▸ Brief: Check every line below for the word "каждаго" and show those that hold it.

▸ Record list:
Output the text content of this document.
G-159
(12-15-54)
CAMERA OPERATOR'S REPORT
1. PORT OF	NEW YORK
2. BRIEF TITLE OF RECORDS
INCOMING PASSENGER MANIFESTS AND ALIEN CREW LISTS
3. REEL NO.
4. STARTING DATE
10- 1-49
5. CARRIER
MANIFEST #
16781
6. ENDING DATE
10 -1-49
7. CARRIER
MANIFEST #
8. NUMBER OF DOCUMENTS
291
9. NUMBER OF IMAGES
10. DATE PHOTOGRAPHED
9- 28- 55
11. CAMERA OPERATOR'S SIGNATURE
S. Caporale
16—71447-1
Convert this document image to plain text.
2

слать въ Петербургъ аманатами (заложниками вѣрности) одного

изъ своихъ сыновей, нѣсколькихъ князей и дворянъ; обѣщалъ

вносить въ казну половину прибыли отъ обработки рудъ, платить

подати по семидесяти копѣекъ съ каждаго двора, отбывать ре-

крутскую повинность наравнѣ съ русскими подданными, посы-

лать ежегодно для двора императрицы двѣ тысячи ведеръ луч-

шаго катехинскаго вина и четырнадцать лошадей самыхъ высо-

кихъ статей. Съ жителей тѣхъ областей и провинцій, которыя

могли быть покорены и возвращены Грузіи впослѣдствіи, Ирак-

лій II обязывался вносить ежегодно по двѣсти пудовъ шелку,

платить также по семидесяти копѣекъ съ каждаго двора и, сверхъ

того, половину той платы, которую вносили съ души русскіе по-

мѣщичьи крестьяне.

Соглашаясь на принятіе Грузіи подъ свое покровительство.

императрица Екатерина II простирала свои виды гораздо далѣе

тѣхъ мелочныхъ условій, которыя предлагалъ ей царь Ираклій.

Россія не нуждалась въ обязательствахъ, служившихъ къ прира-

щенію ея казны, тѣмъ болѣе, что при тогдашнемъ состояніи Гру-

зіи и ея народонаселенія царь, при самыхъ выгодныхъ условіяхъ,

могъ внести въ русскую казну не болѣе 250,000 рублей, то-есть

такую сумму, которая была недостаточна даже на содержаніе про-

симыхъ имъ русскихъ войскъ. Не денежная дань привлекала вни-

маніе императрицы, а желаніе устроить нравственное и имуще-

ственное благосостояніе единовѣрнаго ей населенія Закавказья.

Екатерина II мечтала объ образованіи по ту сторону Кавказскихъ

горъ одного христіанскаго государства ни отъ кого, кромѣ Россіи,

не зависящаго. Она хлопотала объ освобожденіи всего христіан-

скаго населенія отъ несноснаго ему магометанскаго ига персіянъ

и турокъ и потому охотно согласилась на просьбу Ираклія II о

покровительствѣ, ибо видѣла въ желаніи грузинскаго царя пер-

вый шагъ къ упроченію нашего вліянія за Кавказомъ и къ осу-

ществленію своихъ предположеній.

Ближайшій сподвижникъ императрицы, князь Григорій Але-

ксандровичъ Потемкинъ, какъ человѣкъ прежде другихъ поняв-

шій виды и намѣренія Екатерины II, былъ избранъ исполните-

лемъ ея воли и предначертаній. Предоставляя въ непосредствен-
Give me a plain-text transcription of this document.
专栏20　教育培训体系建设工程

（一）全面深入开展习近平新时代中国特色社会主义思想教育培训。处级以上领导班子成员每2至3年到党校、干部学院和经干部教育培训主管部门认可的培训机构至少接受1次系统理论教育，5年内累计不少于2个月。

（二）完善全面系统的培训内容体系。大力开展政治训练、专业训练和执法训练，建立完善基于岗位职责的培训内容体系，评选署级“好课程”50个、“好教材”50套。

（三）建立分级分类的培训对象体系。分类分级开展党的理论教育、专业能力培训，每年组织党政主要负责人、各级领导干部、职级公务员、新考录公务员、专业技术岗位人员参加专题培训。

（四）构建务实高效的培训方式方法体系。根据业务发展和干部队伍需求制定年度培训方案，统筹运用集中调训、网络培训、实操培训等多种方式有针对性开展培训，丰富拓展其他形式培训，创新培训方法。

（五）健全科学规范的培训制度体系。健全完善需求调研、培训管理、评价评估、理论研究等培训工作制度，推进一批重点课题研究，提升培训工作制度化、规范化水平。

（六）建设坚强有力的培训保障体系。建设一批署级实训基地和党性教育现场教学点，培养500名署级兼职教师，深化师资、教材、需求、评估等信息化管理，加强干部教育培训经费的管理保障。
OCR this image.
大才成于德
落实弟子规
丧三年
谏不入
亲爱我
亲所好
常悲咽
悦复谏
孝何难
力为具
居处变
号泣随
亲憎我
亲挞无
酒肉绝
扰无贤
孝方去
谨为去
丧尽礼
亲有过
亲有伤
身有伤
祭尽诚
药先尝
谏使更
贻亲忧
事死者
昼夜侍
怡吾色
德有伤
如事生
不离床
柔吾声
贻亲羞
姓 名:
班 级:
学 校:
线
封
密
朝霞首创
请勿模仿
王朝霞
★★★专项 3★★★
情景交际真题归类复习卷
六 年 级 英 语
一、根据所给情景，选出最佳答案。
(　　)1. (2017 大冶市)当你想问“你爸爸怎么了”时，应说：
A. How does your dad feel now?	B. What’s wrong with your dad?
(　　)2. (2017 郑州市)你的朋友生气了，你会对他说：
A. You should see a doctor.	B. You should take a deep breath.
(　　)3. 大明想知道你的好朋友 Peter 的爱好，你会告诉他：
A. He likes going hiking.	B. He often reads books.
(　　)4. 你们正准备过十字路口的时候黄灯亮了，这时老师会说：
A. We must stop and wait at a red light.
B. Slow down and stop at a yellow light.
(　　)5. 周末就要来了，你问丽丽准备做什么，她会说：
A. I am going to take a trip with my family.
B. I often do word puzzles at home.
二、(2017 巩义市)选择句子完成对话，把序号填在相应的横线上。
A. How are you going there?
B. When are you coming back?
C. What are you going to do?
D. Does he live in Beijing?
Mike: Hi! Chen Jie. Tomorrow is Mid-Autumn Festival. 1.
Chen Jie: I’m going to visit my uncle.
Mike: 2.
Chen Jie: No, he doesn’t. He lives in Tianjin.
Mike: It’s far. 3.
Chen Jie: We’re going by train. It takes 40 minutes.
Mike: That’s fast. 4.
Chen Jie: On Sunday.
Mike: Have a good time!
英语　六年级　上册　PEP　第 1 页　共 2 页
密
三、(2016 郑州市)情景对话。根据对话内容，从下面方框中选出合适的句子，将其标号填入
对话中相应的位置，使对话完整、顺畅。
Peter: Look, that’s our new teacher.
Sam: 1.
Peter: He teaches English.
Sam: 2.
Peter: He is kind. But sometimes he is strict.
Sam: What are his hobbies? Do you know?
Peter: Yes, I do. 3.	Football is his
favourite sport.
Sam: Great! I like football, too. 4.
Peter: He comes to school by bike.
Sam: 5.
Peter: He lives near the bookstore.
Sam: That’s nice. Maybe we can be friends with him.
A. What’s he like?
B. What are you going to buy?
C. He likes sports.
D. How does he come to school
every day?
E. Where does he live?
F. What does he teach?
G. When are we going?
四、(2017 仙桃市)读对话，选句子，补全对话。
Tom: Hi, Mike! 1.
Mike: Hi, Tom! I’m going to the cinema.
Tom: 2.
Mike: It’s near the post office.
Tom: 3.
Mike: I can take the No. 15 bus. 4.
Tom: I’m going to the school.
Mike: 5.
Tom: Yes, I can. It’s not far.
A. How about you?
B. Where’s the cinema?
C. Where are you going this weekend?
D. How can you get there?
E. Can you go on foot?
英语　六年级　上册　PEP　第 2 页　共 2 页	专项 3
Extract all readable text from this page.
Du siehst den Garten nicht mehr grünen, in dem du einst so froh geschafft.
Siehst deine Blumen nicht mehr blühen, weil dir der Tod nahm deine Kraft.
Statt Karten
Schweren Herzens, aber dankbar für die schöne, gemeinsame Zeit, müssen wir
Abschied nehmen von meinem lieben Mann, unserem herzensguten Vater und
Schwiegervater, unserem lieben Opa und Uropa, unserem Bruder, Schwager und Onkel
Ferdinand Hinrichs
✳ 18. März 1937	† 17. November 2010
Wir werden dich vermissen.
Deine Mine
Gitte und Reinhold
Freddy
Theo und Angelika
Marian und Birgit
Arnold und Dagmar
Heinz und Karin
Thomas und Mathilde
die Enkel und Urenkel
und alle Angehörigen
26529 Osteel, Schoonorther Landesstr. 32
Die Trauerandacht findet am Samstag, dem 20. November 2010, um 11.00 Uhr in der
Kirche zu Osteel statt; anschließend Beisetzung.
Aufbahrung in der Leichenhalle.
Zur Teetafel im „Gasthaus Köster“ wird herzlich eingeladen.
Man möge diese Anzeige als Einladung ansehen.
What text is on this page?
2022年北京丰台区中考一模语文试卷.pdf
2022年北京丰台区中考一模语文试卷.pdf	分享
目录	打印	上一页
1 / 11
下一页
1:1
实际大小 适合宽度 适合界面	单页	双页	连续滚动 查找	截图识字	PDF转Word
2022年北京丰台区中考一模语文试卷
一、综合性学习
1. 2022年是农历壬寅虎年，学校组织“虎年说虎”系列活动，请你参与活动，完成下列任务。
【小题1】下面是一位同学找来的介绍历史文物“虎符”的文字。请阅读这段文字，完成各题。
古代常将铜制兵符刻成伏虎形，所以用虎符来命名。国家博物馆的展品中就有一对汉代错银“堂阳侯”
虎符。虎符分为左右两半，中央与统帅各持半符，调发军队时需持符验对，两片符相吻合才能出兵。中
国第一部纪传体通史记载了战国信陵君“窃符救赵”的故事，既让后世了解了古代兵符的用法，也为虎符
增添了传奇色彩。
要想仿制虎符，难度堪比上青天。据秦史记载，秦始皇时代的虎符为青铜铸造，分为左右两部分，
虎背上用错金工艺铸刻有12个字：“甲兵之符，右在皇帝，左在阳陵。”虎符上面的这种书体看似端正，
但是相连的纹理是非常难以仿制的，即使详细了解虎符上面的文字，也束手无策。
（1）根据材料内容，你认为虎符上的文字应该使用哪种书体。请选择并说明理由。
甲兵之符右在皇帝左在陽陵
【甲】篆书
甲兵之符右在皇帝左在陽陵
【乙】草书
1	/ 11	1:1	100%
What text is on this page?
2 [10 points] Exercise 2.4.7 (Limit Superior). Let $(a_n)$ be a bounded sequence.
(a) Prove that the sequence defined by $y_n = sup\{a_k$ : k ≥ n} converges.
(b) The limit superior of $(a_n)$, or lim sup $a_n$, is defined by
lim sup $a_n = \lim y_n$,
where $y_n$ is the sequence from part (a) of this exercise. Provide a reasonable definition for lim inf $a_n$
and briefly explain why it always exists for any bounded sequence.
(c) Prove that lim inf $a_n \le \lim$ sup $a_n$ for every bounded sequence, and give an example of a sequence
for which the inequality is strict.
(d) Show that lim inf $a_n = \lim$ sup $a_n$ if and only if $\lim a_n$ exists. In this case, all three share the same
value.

▸ Problem solution:
подати по семидесяти копѣекъ съ каждаго двора, отбывать ре-
платить также по семидесяти копѣекъ съ каждаго двора и, сверхъ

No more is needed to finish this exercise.